> **REQUEST**
Which lines below hold the word "image"? Report each one.

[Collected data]
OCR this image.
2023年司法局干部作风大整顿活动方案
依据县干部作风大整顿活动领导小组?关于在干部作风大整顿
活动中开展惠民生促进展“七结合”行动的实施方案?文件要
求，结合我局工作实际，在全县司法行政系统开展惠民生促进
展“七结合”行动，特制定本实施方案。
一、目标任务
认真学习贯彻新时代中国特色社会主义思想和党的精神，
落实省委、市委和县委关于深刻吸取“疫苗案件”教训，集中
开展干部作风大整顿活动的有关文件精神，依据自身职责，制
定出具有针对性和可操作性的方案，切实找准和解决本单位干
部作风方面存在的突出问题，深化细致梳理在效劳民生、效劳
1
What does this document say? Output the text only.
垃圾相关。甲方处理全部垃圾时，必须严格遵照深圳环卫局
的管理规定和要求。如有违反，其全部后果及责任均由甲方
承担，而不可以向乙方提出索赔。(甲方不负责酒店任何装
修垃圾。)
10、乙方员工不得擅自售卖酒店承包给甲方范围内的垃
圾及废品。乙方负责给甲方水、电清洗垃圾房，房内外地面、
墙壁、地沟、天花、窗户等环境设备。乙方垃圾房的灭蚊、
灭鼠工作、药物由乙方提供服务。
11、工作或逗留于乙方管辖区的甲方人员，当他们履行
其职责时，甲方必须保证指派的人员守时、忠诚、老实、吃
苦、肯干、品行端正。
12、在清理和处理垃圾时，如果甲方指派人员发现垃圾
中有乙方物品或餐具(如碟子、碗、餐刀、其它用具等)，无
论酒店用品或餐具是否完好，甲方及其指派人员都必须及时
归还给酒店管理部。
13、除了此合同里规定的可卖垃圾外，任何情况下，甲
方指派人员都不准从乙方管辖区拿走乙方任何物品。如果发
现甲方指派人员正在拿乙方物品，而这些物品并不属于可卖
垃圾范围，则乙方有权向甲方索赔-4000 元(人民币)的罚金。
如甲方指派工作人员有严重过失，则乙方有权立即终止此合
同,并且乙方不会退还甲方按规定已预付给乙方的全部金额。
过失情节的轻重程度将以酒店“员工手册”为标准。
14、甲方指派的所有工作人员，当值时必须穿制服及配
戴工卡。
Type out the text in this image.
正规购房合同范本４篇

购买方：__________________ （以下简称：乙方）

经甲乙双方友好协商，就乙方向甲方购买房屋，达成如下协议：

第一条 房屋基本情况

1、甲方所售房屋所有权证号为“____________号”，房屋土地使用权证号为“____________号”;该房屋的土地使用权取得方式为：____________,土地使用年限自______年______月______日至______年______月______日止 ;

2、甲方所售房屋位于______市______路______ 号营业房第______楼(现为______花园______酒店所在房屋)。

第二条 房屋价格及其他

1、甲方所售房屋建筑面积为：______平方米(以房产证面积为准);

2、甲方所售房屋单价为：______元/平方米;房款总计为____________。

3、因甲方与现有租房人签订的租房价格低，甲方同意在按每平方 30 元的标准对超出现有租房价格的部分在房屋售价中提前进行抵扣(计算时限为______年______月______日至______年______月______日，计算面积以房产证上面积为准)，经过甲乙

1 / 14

> **TASK OUTPUT**
OCR this image.
Type out the text in this image.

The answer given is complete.